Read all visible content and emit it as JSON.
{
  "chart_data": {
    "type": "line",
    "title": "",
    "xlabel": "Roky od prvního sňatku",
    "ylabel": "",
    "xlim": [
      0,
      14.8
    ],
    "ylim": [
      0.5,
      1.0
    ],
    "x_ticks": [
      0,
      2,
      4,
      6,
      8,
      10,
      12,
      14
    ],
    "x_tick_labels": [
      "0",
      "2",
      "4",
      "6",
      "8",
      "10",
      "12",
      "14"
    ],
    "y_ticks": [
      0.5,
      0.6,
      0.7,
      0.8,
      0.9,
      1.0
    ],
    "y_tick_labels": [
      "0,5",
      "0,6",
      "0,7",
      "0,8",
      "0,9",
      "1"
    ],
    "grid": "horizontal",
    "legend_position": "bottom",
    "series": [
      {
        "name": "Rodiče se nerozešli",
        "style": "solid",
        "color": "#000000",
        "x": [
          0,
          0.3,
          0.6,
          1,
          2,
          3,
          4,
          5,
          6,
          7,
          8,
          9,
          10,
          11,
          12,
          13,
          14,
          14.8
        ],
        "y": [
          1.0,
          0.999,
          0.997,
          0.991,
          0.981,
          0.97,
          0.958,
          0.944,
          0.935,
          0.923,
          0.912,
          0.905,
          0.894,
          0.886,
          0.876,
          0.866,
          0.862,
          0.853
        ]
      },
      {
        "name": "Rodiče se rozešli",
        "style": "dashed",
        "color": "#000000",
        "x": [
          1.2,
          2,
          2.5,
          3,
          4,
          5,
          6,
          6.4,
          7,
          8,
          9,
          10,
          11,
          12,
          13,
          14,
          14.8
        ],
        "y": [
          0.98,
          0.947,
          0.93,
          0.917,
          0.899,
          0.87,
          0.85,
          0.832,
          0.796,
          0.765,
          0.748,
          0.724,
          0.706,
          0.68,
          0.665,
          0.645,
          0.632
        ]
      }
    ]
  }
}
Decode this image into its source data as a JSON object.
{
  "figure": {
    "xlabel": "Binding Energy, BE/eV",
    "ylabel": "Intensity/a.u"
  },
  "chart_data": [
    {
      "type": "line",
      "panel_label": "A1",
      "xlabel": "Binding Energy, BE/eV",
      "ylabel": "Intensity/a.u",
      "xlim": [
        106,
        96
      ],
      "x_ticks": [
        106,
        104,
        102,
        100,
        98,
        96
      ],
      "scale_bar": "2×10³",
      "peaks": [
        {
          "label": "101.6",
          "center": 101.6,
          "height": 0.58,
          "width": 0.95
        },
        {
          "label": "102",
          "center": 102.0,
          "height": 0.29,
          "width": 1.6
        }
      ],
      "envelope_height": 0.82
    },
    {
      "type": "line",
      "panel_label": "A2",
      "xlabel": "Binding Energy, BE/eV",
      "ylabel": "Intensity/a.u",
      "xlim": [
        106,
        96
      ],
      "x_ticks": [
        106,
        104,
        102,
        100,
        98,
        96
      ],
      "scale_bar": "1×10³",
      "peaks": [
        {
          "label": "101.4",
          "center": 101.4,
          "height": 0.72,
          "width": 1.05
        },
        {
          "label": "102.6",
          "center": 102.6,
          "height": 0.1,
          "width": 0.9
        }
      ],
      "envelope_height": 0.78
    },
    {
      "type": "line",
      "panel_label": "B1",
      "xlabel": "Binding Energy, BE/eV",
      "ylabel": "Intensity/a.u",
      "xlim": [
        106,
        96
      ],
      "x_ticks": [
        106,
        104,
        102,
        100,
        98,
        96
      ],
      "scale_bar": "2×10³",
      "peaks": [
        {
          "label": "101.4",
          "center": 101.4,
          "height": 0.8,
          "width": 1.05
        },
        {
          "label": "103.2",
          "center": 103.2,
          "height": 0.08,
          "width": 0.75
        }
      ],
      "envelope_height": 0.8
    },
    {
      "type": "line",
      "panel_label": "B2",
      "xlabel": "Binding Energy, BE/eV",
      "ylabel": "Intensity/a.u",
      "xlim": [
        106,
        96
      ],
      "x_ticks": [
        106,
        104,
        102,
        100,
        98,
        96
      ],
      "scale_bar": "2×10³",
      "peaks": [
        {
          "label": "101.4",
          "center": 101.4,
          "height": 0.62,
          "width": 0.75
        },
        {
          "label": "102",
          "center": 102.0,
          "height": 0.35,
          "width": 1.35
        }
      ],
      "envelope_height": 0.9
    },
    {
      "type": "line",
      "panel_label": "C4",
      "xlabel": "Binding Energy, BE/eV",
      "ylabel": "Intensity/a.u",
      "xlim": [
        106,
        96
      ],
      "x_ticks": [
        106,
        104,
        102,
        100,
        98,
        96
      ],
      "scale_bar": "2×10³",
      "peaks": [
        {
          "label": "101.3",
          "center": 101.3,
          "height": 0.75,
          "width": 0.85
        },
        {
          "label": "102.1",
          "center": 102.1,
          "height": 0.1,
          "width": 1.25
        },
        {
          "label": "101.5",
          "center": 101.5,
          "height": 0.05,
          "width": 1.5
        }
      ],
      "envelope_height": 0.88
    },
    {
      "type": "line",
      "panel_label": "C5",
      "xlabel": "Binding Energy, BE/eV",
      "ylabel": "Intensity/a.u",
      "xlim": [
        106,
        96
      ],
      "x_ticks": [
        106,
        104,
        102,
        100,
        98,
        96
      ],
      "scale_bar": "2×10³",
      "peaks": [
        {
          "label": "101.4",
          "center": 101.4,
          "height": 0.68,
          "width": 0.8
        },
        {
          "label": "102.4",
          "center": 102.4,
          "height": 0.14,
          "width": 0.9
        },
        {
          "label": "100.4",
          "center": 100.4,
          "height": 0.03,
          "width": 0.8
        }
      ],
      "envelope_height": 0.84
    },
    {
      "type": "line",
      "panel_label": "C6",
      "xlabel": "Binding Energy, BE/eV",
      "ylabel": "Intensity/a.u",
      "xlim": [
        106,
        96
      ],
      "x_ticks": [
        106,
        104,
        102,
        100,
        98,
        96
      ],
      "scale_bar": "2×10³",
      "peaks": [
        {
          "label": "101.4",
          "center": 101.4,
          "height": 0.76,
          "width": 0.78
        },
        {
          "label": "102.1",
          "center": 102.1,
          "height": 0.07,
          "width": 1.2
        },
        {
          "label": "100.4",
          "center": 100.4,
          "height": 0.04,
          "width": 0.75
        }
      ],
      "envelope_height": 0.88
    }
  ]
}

§ **Stated problem**
Where a line in the material contains "Rodiče", copy that line.

§ **Reply**
        "name": "Rodiče se nerozešli",
        "name": "Rodiče se rozešli",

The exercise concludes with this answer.